**GIVEN INSTRUCTION:**
Write out all the data again, exactly as it stands.

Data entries
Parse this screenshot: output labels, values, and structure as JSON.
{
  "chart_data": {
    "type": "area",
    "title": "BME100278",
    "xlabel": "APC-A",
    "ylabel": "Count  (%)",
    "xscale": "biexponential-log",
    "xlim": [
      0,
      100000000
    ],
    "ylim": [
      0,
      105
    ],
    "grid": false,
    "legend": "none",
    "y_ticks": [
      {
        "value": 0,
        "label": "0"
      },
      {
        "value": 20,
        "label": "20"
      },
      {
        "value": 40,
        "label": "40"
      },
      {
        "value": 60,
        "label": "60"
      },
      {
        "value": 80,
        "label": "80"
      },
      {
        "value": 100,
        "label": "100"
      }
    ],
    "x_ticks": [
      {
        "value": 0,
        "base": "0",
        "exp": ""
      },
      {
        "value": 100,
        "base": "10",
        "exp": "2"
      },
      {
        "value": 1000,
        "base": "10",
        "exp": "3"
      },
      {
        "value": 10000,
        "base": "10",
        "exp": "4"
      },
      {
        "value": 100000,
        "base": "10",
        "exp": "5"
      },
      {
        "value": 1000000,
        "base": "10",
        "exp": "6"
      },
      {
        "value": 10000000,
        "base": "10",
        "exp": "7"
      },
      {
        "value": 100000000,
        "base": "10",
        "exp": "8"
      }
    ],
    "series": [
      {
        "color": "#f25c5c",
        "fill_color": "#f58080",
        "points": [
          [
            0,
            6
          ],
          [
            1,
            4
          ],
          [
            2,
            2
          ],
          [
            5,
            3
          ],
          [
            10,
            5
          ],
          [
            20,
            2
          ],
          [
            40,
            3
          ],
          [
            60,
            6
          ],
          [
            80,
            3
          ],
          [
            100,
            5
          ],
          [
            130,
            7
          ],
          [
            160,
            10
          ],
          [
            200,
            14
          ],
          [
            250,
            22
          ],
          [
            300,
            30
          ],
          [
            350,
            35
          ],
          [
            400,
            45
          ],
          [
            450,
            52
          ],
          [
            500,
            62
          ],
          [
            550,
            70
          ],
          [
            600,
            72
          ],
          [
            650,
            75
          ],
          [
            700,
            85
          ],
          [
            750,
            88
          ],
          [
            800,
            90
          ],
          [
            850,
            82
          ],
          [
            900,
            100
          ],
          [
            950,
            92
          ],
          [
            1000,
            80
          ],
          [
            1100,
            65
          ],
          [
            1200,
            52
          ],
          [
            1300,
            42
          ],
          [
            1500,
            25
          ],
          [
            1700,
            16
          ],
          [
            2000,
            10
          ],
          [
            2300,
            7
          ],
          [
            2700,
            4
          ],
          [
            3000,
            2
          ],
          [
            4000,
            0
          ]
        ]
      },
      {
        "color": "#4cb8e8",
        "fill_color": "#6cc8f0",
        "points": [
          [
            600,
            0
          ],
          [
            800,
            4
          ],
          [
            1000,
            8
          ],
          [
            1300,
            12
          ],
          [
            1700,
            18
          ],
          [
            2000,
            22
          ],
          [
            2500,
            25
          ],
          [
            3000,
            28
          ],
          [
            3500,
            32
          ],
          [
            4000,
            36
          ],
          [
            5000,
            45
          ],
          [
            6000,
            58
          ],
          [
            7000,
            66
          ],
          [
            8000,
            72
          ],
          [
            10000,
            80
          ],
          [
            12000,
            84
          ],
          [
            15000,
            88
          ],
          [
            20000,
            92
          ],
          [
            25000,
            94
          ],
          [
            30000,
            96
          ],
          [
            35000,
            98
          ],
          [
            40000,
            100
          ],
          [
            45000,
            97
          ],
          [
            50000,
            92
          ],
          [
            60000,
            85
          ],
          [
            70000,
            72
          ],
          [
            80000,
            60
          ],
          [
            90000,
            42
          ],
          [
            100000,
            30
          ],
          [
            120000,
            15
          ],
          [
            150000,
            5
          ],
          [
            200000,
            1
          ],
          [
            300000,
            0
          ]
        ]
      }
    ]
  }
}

**EXERCISE OUTPUT:**
Parse this screenshot: output labels, values, and structure as JSON.
{
  "chart_data": {
    "type": "area",
    "title": "BME100278",
    "xlabel": "APC-A",
    "ylabel": "Count  (%)",
    "xscale": "biexponential-log",
    "xlim": [
      0,
      100000000
    ],
    "ylim": [
      0,
      105
    ],
    "grid": false,
    "legend": "none",
    "y_ticks": [
      {
        "value": 0,
        "label": "0"
      },
      {
        "value": 20,
        "label": "20"
      },
      {
        "value": 40,
        "label": "40"
      },
      {
        "value": 60,
        "label": "60"
      },
      {
        "value": 80,
        "label": "80"
      },
      {
        "value": 100,
        "label": "100"
      }
    ],
    "x_ticks": [
      {
        "value": 0,
        "base": "0",
        "exp": ""
      },
      {
        "value": 100,
        "base": "10",
        "exp": "2"
      },
      {
        "value": 1000,
        "base": "10",
        "exp": "3"
      },
      {
        "value": 10000,
        "base": "10",
        "exp": "4"
      },
      {
        "value": 100000,
        "base": "10",
        "exp": "5"
      },
      {
        "value": 1000000,
        "base": "10",
        "exp": "6"
      },
      {
        "value": 10000000,
        "base": "10",
        "exp": "7"
      },
      {
        "value": 100000000,
        "base": "10",
        "exp": "8"
      }
    ],
    "series": [
      {
        "color": "#f25c5c",
        "fill_color": "#f58080",
        "points": [
          [
            0,
            6
          ],
          [
            1,
            4
          ],
          [
            2,
            2
          ],
          [
            5,
            3
          ],
          [
            10,
            5
          ],
          [
            20,
            2
          ],
          [
            40,
            3
          ],
          [
            60,
            6
          ],
          [
            80,
            3
          ],
          [
            100,
            5
          ],
          [
            130,
            7
          ],
          [
            160,
            10
          ],
          [
            200,
            14
          ],
          [
            250,
            22
          ],
          [
            300,
            30
          ],
          [
            350,
            35
          ],
          [
            400,
            45
          ],
          [
            450,
            52
          ],
          [
            500,
            62
          ],
          [
            550,
            70
          ],
          [
            600,
            72
          ],
          [
            650,
            75
          ],
          [
            700,
            85
          ],
          [
            750,
            88
          ],
          [
            800,
            90
          ],
          [
            850,
            82
          ],
          [
            900,
            100
          ],
          [
            950,
            92
          ],
          [
            1000,
            80
          ],
          [
            1100,
            65
          ],
          [
            1200,
            52
          ],
          [
            1300,
            42
          ],
          [
            1500,
            25
          ],
          [
            1700,
            16
          ],
          [
            2000,
            10
          ],
          [
            2300,
            7
          ],
          [
            2700,
            4
          ],
          [
            3000,
            2
          ],
          [
            4000,
            0
          ]
        ]
      },
      {
        "color": "#4cb8e8",
        "fill_color": "#6cc8f0",
        "points": [
          [
            600,
            0
          ],
          [
            800,
            4
          ],
          [
            1000,
            8
          ],
          [
            1300,
            12
          ],
          [
            1700,
            18
          ],
          [
            2000,
            22
          ],
          [
            2500,
            25
          ],
          [
            3000,
            28
          ],
          [
            3500,
            32
          ],
          [
            4000,
            36
          ],
          [
            5000,
            45
          ],
          [
            6000,
            58
          ],
          [
            7000,
            66
          ],
          [
            8000,
            72
          ],
          [
            10000,
            80
          ],
          [
            12000,
            84
          ],
          [
            15000,
            88
          ],
          [
            20000,
            92
          ],
          [
            25000,
            94
          ],
          [
            30000,
            96
          ],
          [
            35000,
            98
          ],
          [
            40000,
            100
          ],
          [
            45000,
            97
          ],
          [
            50000,
            92
          ],
          [
            60000,
            85
          ],
          [
            70000,
            72
          ],
          [
            80000,
            60
          ],
          [
            90000,
            42
          ],
          [
            100000,
            30
          ],
          [
            120000,
            15
          ],
          [
            150000,
            5
          ],
          [
            200000,
            1
          ],
          [
            300000,
            0
          ]
        ]
      }
    ]
  }
}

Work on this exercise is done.